*** Opening Given passage ***
And the Tamil Tigers, at present, are militant and remember not the
Indian help to them but the hurt and injury that the Indian army incited
on them during the days of Rajiv Gandhi and the Indian peace Keeping
Force. Tamils in Sri Lanka also do not forget that India helps the Military
whenever the chips are down though its diplomacy I apparently geared
towards the Tamils. India loses out either way for the ham handed ness
of its relationship with this large volume of men and women so patently
of Indian origin.
The next group is of Bihar,
Uttar Pradesh residents and men from
Andhra and Tamil Nadu who were shipped to the Caribbean, the pacific
islands and the large islands of the Indian Ocean between India and
the continent of Africa. Fijians, Jamaicans, Mauritian or what have
you maintain their Hinduism in the midst of a Christian sea, still speak
versions of their other tongue, pidgin Hindi or Telegu, together with
Creole, English and French. This group, half volunteer and half commandeered
by English tradesmen and railway officials has no roots in India, no
close relatives as they were often shipped in the village-load. But
yet they retain a close community feeling. This is mainly because they
were taken in such large numbers as to form organic communities on whatever
piece of land they were settled, and for the community to be self contained
for marriages and growth, so that no interaction was required with the
neighbouring original inhabitants, or with the European masters. This
block of people form the bulk of those with a cultural nostalgia and
desire for reopening
links with India. It is a moot question if they are also keen to
invest in India. So distant is the financial relationship, and so
urgent their immediate need o invest their money in their countries
of livelihood, or in the markets of the west which are more lucrative.
The BJP is working hard to creep into these communities through the
Hindu pantheon and the temple route, so to speak. The RSS has sought
to open new Gangotris and other replicas of Indian pilgrimage centres
in the Caribbean and other countries.
From an economic point of
view, the one sector of NRIs that the
government of India and the political apparatus is wooing with full
vigour is the emigrants of the post Independent era. These include second
generation Gujaratis who were forced out of Uganda and other African
countries - where they were traders despised for their usury, or for
their aloofness - by the likes of dictator Idi Amin, and have made it
good in the UK, rising from the neighbourhood shopkeeper to the small
industrialist and the middle level businessman with money to spare.
Other groups include farmers and artisans from the Punjab, who were
a loyal Diaspora till the government crushed the Sikh psyche
in the many complex tragedies of the Nineteen Seventies and Eighties,
culminating in the massacres of the Sikhs in Delhi and other places
in 1984. Now this community has little if any trust in India, and particularly
in Hindu governments.
The final phase of the Diaspora
is of the technocrat and the
academic, the medico and the technician, the labourer and the nurse,
to West Asia, and particularly to the United States.
*** Closing Given passage ***
▸ Exercise objective
Write out the passage on the Indian diaspora from "The BJP is working" up to and including "and other countries.", word for word.
*** Opening Recorded information ***
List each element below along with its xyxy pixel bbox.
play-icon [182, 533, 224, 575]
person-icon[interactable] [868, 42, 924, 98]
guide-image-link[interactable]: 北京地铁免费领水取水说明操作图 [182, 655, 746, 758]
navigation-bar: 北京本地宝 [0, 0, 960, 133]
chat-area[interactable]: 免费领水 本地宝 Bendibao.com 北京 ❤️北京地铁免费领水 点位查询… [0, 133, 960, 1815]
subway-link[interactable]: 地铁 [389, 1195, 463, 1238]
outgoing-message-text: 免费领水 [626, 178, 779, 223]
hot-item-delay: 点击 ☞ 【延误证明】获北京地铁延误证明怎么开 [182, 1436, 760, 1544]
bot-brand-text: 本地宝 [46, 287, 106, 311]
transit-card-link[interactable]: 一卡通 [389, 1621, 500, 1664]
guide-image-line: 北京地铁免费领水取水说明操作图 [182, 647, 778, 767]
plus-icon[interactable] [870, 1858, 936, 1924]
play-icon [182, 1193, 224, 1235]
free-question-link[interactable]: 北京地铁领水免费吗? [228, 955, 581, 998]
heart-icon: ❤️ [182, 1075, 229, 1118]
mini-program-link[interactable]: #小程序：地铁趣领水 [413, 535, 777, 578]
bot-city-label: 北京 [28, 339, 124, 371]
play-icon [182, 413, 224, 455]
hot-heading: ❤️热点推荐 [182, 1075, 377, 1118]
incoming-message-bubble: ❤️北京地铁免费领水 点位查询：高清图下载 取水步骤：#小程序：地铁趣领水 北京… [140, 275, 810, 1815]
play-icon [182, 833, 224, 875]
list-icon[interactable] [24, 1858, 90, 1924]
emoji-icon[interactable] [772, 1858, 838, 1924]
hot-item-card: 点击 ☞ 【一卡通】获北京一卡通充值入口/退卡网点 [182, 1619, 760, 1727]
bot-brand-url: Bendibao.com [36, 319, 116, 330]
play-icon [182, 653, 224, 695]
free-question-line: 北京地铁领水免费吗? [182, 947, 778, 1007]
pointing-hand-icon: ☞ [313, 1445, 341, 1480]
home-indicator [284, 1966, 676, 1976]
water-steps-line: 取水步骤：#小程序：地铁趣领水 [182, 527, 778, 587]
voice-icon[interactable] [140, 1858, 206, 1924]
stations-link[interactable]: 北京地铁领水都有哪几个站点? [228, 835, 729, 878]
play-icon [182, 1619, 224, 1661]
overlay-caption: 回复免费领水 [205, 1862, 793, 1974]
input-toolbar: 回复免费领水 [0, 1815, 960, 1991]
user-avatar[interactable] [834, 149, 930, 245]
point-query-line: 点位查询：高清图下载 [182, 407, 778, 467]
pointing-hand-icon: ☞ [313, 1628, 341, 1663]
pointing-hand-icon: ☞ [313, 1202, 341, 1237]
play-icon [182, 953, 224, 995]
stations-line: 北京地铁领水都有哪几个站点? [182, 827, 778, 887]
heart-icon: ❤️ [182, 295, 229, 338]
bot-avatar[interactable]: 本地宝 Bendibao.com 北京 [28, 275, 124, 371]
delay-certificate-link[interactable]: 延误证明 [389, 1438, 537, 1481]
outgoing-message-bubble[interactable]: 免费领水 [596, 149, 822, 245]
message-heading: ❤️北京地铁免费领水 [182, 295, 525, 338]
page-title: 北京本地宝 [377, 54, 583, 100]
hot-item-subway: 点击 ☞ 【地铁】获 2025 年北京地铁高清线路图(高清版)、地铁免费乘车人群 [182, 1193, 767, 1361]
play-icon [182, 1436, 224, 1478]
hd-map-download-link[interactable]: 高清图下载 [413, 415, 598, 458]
*** Closing Recorded information ***
▸ Task result
The BJP is working hard to creep into these communities through the
Hindu pantheon and the temple route, so to speak. The RSS has sought
to open new Gangotris and other replicas of Indian pilgrimage centres
in the Caribbean and other countries.